:: STATED PROBLEM ::
Return the number of lines holding "Corn", with nothing added.

--- DATA SUPPLIED ---

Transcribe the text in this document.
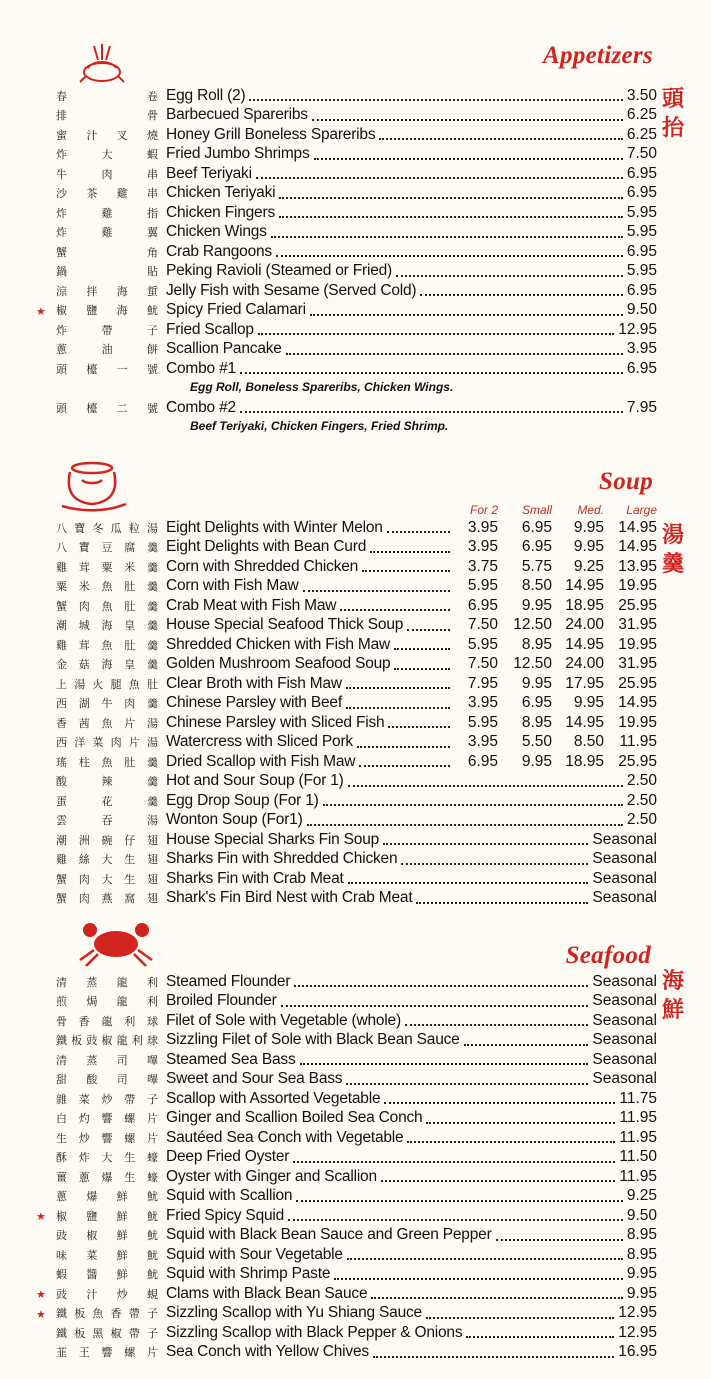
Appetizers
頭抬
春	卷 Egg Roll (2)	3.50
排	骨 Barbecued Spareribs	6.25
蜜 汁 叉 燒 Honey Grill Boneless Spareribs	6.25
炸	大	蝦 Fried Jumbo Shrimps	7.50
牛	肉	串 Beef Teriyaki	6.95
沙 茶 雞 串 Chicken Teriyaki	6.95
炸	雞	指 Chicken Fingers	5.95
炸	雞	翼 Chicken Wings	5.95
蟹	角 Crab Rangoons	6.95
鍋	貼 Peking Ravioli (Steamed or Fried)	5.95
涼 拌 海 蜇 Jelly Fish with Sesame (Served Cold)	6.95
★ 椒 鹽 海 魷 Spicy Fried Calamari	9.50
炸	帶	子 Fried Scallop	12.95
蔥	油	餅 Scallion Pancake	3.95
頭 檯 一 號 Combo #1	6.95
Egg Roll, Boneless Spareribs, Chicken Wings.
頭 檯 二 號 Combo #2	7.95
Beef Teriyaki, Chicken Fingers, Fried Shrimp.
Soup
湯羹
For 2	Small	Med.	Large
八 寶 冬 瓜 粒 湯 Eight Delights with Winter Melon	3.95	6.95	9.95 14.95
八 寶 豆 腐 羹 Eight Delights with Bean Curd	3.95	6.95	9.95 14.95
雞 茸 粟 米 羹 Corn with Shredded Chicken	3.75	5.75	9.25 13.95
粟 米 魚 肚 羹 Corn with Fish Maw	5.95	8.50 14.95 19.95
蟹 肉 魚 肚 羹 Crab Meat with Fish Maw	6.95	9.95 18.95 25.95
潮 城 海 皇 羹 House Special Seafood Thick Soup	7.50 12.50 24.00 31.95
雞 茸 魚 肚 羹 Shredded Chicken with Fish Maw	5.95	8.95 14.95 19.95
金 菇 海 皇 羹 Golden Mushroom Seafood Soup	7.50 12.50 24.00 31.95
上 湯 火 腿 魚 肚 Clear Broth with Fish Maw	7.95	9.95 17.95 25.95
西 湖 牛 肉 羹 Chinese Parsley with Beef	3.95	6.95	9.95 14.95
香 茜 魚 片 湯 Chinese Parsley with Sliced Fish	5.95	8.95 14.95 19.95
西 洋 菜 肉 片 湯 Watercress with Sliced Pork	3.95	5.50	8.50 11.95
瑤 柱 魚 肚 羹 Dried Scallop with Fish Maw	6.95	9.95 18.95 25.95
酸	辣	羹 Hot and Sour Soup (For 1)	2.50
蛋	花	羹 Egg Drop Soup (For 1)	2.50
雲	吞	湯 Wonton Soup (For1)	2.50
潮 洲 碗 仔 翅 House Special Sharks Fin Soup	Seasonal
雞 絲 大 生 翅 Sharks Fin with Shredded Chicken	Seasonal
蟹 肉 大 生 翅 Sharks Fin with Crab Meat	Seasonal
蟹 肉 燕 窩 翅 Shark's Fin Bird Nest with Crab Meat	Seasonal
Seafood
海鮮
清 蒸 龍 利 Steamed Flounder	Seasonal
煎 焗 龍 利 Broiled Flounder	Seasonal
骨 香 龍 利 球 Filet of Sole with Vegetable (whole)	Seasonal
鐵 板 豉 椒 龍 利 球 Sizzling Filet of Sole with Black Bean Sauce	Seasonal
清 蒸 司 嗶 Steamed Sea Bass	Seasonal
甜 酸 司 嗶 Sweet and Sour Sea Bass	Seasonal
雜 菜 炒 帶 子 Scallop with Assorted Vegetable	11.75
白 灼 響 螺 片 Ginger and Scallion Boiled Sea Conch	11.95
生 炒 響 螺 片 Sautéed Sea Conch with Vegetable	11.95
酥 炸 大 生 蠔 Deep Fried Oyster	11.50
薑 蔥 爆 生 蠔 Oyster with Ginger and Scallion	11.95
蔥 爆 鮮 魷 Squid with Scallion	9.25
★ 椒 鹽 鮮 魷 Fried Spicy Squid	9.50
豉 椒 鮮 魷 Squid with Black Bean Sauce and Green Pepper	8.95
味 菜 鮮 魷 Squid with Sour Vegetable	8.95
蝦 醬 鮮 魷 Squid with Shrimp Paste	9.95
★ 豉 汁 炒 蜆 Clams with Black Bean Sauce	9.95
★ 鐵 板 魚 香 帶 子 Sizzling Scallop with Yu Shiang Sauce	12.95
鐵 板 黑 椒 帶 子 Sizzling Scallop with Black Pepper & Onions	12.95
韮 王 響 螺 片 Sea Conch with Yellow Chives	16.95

---
--- DATA SUPPLIED ---

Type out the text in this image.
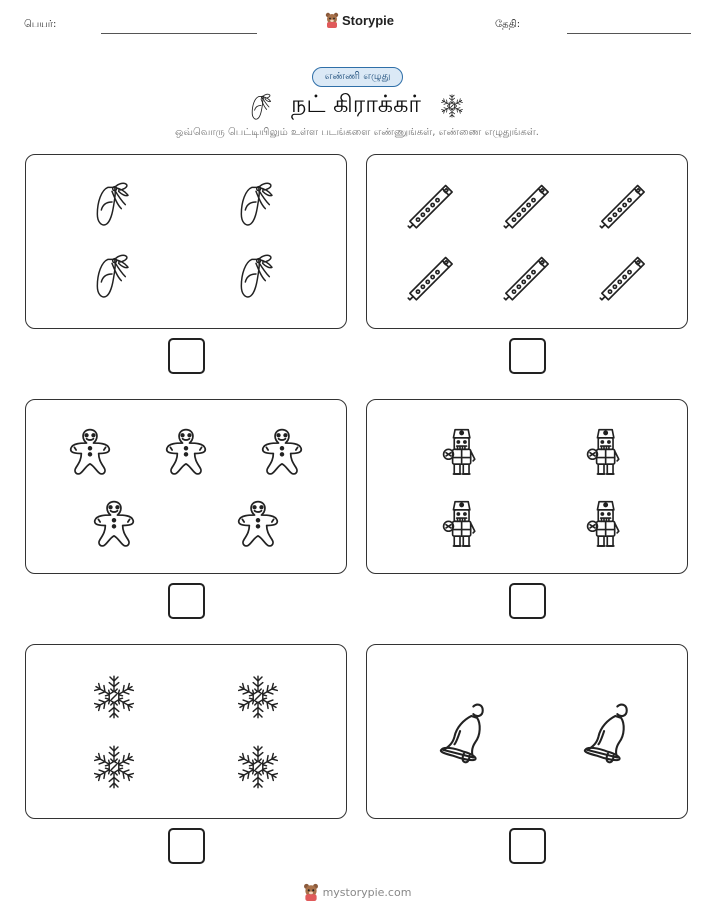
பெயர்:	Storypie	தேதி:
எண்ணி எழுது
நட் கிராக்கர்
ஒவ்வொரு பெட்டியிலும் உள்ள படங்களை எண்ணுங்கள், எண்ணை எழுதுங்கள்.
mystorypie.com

---
--- DATA SUPPLIED ---

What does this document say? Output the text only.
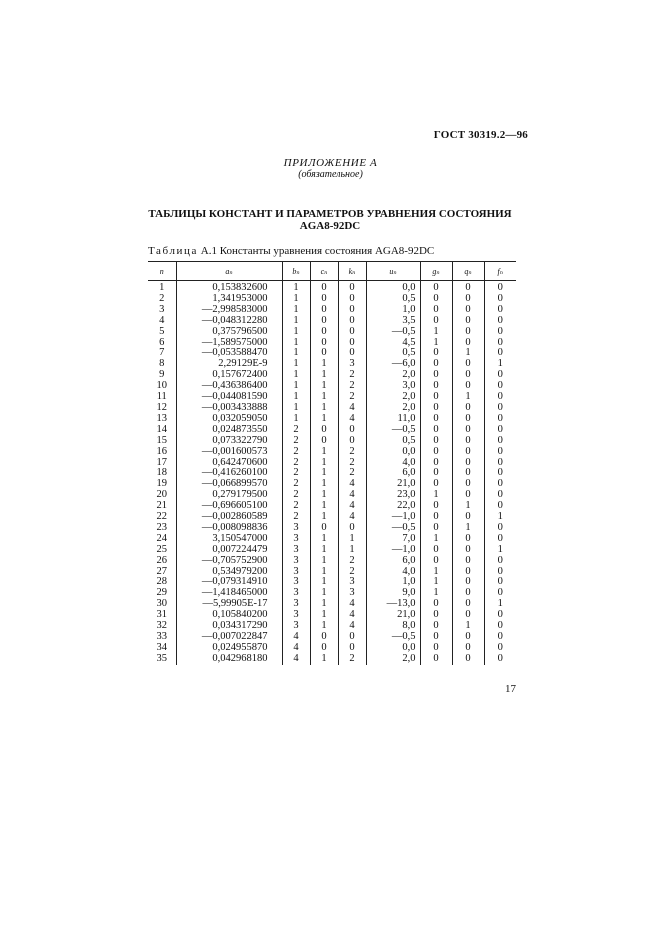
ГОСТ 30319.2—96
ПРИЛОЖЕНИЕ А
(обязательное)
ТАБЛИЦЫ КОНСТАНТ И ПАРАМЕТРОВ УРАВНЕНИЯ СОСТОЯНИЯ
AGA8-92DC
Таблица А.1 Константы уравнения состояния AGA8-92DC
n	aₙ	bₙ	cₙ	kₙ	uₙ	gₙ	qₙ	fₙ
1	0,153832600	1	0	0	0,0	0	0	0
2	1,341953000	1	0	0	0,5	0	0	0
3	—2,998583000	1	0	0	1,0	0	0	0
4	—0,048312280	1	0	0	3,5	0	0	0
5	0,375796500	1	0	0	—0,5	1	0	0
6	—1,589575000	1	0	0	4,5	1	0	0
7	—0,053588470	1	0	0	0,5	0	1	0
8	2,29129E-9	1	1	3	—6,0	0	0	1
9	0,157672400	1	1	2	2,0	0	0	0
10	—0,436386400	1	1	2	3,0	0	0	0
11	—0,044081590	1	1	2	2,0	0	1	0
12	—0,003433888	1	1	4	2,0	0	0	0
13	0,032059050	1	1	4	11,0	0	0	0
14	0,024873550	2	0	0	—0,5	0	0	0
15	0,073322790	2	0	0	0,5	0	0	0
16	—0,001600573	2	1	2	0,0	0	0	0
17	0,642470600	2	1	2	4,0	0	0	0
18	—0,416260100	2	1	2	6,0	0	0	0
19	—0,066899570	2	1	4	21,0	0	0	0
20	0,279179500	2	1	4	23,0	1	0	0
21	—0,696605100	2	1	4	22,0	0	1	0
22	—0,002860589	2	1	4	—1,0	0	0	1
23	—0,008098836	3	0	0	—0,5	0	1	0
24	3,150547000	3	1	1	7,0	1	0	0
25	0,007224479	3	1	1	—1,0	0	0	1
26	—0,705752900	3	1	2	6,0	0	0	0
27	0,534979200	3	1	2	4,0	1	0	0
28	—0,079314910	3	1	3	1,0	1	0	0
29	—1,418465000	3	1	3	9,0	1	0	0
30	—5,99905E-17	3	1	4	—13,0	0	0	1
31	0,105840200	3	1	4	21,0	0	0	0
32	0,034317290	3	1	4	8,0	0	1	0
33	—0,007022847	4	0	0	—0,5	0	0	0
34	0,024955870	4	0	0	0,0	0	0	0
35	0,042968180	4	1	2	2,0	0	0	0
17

---

:: ANSWER TO THE EXERCISE ::
2